*YOUR GOAL*.
Copy each line of the entries that contains the word "Spec".
####
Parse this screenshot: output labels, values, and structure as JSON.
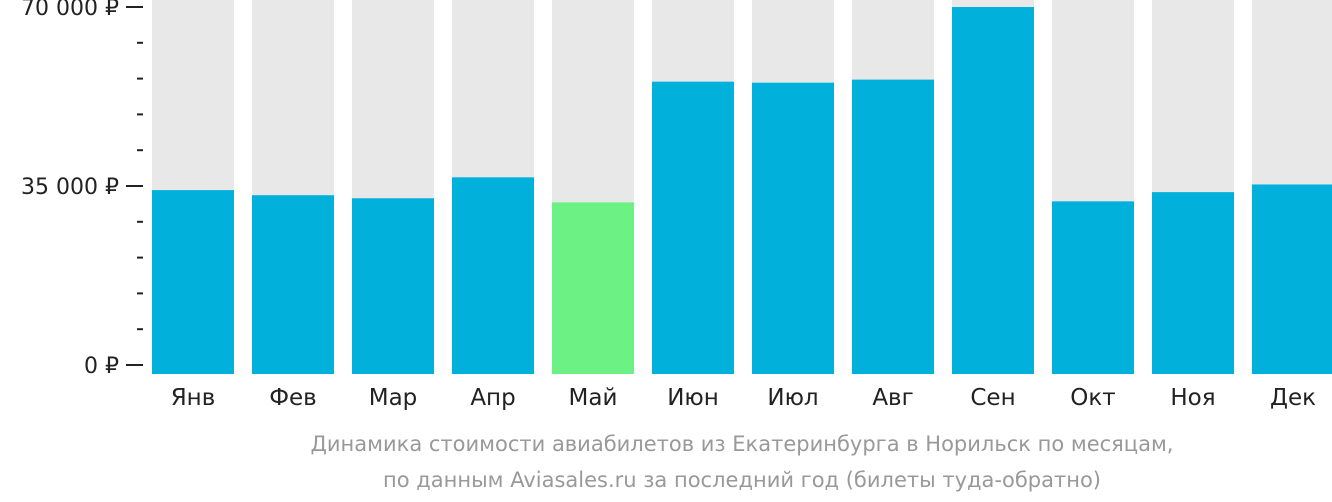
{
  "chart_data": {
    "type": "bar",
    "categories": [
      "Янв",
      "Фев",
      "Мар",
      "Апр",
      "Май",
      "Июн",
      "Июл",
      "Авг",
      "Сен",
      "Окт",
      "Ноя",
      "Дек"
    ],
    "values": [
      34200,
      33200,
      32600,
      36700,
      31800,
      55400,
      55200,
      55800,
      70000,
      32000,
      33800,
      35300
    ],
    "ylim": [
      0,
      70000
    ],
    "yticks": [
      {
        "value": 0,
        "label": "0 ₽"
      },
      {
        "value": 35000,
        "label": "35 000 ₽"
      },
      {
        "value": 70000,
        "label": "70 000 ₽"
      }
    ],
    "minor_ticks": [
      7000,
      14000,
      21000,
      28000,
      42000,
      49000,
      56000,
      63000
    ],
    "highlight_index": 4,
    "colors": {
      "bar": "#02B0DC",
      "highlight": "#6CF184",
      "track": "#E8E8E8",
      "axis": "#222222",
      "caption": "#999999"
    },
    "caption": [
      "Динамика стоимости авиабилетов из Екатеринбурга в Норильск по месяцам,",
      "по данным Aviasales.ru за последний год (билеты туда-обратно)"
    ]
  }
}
####
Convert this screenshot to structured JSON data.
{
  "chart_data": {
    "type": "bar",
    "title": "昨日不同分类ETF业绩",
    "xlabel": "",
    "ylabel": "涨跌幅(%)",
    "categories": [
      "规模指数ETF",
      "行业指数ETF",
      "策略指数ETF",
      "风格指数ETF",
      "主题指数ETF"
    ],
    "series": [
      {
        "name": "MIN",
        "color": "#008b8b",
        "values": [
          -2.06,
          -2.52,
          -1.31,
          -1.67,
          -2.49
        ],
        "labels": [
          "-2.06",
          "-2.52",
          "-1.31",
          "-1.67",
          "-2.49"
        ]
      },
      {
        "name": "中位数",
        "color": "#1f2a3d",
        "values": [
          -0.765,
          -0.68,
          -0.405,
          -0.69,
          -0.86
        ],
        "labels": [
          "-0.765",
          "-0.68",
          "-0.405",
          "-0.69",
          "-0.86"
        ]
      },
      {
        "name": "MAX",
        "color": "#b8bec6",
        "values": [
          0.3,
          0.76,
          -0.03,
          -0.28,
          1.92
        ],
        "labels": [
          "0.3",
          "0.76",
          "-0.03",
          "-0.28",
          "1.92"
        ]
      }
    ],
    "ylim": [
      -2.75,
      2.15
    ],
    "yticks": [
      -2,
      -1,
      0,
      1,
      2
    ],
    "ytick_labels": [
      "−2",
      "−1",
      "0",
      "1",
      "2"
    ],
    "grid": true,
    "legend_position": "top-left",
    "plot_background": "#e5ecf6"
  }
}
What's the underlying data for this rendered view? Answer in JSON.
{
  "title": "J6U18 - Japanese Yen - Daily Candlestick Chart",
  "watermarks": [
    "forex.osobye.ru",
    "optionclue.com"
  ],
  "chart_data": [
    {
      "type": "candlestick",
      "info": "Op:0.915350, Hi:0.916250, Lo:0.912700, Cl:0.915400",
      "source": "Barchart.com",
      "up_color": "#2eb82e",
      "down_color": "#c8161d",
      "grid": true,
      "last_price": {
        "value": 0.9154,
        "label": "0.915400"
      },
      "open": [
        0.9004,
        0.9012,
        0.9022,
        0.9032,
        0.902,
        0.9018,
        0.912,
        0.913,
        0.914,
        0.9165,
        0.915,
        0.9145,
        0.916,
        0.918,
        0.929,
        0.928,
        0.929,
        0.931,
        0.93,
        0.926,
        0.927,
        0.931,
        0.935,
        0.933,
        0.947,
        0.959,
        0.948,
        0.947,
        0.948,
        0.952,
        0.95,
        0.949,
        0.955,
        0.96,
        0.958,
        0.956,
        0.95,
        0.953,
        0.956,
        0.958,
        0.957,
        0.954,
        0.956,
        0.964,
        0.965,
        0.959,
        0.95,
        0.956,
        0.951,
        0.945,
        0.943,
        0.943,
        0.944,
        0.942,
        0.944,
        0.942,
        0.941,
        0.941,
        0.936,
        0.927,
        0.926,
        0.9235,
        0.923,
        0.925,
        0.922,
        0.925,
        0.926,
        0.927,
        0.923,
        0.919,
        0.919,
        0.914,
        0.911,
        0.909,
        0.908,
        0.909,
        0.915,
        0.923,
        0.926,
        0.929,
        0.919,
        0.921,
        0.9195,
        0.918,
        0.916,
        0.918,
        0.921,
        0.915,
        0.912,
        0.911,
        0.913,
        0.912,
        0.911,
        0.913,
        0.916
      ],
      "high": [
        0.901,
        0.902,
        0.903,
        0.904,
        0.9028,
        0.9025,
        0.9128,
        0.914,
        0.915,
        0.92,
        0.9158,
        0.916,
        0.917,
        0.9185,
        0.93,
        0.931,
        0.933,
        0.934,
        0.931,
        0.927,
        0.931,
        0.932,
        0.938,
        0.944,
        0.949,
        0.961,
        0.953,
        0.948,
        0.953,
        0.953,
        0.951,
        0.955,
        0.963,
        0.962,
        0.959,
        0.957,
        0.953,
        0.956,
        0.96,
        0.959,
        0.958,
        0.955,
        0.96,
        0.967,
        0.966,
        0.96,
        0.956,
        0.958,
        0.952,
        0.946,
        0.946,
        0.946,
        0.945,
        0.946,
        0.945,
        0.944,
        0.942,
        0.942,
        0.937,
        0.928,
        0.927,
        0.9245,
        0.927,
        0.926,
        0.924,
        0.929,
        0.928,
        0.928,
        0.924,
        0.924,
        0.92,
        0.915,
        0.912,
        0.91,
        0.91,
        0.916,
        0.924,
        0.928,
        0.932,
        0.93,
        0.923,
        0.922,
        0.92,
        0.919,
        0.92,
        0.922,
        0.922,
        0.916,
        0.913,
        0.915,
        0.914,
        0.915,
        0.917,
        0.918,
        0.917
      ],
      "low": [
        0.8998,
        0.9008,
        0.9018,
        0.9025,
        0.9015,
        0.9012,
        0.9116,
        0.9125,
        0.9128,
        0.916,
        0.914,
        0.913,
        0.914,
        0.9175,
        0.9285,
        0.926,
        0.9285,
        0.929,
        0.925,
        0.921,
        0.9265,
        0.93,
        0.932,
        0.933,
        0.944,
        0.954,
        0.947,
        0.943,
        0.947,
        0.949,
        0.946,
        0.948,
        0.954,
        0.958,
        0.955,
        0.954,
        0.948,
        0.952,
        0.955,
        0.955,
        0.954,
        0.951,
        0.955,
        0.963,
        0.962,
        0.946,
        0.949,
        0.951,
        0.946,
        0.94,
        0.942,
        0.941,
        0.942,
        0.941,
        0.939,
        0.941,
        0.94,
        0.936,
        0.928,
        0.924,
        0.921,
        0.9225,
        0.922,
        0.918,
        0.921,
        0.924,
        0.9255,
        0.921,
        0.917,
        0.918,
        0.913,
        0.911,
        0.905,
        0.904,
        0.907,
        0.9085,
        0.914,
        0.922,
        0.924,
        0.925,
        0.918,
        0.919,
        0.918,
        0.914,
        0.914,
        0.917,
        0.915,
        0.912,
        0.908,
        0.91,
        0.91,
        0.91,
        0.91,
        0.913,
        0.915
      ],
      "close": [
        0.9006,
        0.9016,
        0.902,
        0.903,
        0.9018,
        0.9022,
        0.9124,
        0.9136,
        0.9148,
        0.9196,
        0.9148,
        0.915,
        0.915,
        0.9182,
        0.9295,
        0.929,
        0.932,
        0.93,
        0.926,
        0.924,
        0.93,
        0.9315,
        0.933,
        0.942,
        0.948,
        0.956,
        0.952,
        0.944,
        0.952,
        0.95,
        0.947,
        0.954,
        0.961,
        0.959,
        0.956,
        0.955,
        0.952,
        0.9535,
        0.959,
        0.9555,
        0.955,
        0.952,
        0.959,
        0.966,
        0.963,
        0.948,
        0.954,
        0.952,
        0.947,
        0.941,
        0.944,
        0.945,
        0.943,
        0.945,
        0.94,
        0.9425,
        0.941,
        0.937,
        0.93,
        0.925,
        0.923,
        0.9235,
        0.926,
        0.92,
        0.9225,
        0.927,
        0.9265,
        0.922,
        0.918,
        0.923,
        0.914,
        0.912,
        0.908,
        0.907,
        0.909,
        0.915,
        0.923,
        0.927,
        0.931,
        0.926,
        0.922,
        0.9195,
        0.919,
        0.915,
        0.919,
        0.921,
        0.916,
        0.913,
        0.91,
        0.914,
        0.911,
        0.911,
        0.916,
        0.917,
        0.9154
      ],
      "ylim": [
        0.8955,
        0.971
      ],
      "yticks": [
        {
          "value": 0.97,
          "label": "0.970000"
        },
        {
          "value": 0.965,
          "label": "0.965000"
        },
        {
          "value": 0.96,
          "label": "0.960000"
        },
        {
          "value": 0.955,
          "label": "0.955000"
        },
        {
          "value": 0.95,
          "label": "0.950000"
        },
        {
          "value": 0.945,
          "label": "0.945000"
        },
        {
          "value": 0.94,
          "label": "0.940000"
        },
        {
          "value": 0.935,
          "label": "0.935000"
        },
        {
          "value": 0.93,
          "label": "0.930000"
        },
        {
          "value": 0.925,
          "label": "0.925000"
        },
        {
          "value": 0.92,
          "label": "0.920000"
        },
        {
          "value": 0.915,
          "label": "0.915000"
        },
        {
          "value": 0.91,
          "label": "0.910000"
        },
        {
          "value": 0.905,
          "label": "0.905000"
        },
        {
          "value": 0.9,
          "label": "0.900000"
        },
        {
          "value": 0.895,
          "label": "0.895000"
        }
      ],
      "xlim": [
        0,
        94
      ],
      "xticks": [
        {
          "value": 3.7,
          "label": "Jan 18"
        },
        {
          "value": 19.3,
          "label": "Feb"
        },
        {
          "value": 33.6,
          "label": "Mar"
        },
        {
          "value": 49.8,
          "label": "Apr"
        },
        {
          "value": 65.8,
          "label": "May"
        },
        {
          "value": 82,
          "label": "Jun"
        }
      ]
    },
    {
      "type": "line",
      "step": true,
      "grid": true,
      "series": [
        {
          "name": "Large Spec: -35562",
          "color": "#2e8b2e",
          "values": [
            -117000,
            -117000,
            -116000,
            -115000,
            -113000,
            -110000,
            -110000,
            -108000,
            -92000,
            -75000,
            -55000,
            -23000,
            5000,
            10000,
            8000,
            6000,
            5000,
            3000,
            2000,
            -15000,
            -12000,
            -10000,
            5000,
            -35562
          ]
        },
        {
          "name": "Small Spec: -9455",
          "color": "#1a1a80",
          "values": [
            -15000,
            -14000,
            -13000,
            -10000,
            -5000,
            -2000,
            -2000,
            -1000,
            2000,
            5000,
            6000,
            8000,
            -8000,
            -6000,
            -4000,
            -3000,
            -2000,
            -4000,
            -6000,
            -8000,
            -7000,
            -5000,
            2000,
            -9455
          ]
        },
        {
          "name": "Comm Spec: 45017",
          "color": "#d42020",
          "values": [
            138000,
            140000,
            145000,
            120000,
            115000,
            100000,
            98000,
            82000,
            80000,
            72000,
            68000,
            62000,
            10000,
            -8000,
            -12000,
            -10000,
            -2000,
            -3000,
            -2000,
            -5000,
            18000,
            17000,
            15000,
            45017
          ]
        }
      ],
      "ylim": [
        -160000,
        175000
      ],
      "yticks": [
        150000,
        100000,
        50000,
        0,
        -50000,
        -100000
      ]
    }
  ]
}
####
*CORRECT RESPONSE*.
          "name": "Large Spec: -35562",
          "name": "Small Spec: -9455",
          "name": "Comm Spec: 45017",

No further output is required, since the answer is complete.